| WORK REQUIRED |
Return a copy of every line in the records that includes the word "kopjafánál".

Data excerpts
----

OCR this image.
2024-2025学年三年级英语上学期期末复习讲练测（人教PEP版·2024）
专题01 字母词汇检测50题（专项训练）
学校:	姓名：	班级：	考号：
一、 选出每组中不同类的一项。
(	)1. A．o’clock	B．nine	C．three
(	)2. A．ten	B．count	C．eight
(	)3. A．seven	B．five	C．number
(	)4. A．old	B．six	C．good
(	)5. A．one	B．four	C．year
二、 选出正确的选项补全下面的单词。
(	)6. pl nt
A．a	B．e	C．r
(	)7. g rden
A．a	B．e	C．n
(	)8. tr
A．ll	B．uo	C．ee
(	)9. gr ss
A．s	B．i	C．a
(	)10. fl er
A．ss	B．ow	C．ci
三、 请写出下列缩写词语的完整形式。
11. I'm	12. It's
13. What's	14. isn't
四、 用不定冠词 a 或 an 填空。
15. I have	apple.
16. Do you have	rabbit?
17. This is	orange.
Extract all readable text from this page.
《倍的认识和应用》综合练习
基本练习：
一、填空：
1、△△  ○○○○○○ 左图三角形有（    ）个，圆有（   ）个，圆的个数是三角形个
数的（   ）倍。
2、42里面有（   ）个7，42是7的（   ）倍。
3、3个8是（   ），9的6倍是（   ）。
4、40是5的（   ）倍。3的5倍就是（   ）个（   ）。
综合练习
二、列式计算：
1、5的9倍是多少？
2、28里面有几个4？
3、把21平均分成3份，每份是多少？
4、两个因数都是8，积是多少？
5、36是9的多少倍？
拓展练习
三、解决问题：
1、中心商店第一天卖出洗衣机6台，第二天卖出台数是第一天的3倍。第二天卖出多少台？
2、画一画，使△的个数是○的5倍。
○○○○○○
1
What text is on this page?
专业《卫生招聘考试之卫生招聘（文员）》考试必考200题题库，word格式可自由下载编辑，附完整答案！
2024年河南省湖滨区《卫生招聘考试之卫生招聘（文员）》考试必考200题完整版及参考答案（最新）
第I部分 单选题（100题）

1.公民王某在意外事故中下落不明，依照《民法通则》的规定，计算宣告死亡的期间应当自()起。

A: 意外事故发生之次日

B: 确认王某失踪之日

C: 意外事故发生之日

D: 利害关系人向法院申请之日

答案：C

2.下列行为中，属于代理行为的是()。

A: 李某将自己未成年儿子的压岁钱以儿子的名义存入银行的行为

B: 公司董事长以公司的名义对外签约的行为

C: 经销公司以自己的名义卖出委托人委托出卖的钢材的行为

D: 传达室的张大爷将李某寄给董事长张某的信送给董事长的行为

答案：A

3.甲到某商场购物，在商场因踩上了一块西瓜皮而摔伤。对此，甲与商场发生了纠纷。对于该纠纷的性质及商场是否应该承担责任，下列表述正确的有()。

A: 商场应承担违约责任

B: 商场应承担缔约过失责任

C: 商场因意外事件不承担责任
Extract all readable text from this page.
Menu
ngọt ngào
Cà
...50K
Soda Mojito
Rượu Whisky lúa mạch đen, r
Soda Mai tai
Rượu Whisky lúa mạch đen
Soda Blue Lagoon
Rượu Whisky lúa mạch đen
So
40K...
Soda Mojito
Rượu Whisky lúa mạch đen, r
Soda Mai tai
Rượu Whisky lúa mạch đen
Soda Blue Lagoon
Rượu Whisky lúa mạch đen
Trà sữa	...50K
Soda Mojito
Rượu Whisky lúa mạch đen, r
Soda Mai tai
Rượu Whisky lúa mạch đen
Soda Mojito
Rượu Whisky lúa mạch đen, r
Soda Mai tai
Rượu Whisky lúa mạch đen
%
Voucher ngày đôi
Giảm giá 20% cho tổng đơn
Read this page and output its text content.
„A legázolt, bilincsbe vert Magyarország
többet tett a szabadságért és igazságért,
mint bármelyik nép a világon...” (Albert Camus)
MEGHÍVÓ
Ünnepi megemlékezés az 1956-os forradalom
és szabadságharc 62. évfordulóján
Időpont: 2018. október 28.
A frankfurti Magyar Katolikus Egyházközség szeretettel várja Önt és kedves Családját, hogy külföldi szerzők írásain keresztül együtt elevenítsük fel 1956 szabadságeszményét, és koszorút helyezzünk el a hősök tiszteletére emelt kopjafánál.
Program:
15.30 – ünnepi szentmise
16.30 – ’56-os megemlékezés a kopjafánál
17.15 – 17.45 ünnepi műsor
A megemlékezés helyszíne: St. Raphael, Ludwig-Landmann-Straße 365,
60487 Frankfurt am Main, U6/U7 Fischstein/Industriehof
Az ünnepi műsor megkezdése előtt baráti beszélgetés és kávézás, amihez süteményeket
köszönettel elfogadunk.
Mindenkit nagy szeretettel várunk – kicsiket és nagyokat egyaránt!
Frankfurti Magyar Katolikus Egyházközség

----

| WORKED SOLUTION |
A frankfurti Magyar Katolikus Egyházközség szeretettel várja Önt és kedves Családját, hogy külföldi szerzők írásain keresztül együtt elevenítsük fel 1956 szabadságeszményét, és koszorút helyezzünk el a hősök tiszteletére emelt kopjafánál.
16.30 – ’56-os megemlékezés a kopjafánál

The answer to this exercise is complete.